Work to be completed: Copy the records below exactly as they are written.
** start of Data to use **
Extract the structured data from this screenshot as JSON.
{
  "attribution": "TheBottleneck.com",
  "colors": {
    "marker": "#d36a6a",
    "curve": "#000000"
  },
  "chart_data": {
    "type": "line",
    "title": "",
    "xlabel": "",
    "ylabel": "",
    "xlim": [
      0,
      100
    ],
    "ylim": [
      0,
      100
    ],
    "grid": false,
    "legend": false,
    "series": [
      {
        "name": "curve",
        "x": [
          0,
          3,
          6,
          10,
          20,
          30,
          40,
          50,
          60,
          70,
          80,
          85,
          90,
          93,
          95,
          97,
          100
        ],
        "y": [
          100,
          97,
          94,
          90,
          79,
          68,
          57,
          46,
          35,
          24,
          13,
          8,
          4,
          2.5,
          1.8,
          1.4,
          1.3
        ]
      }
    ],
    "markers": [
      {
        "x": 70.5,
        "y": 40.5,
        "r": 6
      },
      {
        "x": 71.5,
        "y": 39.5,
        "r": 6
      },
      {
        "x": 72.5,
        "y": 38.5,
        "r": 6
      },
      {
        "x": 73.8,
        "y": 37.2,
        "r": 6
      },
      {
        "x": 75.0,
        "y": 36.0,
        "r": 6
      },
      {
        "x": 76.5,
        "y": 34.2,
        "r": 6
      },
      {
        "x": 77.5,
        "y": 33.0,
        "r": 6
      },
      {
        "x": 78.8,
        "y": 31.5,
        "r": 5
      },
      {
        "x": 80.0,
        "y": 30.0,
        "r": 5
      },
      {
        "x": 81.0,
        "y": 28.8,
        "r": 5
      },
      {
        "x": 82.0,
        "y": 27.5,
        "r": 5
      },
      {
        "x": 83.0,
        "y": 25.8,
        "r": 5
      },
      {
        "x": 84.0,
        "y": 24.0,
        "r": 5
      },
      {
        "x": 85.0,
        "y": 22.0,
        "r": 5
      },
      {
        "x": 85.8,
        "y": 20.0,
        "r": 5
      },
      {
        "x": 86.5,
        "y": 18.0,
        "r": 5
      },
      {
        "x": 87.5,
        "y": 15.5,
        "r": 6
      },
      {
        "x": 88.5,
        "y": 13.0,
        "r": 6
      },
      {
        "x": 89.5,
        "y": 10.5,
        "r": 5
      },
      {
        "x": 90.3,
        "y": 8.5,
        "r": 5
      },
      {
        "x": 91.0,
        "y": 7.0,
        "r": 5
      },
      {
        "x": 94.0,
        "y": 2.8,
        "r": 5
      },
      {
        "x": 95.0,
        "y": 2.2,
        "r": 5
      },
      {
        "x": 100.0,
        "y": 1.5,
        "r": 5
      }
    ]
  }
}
** end of Data to use **
Final result:
Extract the structured data from this screenshot as JSON.
{
  "attribution": "TheBottleneck.com",
  "colors": {
    "marker": "#d36a6a",
    "curve": "#000000"
  },
  "chart_data": {
    "type": "line",
    "title": "",
    "xlabel": "",
    "ylabel": "",
    "xlim": [
      0,
      100
    ],
    "ylim": [
      0,
      100
    ],
    "grid": false,
    "legend": false,
    "series": [
      {
        "name": "curve",
        "x": [
          0,
          3,
          6,
          10,
          20,
          30,
          40,
          50,
          60,
          70,
          80,
          85,
          90,
          93,
          95,
          97,
          100
        ],
        "y": [
          100,
          97,
          94,
          90,
          79,
          68,
          57,
          46,
          35,
          24,
          13,
          8,
          4,
          2.5,
          1.8,
          1.4,
          1.3
        ]
      }
    ],
    "markers": [
      {
        "x": 70.5,
        "y": 40.5,
        "r": 6
      },
      {
        "x": 71.5,
        "y": 39.5,
        "r": 6
      },
      {
        "x": 72.5,
        "y": 38.5,
        "r": 6
      },
      {
        "x": 73.8,
        "y": 37.2,
        "r": 6
      },
      {
        "x": 75.0,
        "y": 36.0,
        "r": 6
      },
      {
        "x": 76.5,
        "y": 34.2,
        "r": 6
      },
      {
        "x": 77.5,
        "y": 33.0,
        "r": 6
      },
      {
        "x": 78.8,
        "y": 31.5,
        "r": 5
      },
      {
        "x": 80.0,
        "y": 30.0,
        "r": 5
      },
      {
        "x": 81.0,
        "y": 28.8,
        "r": 5
      },
      {
        "x": 82.0,
        "y": 27.5,
        "r": 5
      },
      {
        "x": 83.0,
        "y": 25.8,
        "r": 5
      },
      {
        "x": 84.0,
        "y": 24.0,
        "r": 5
      },
      {
        "x": 85.0,
        "y": 22.0,
        "r": 5
      },
      {
        "x": 85.8,
        "y": 20.0,
        "r": 5
      },
      {
        "x": 86.5,
        "y": 18.0,
        "r": 5
      },
      {
        "x": 87.5,
        "y": 15.5,
        "r": 6
      },
      {
        "x": 88.5,
        "y": 13.0,
        "r": 6
      },
      {
        "x": 89.5,
        "y": 10.5,
        "r": 5
      },
      {
        "x": 90.3,
        "y": 8.5,
        "r": 5
      },
      {
        "x": 91.0,
        "y": 7.0,
        "r": 5
      },
      {
        "x": 94.0,
        "y": 2.8,
        "r": 5
      },
      {
        "x": 95.0,
        "y": 2.2,
        "r": 5
      },
      {
        "x": 100.0,
        "y": 1.5,
        "r": 5
      }
    ]
  }
}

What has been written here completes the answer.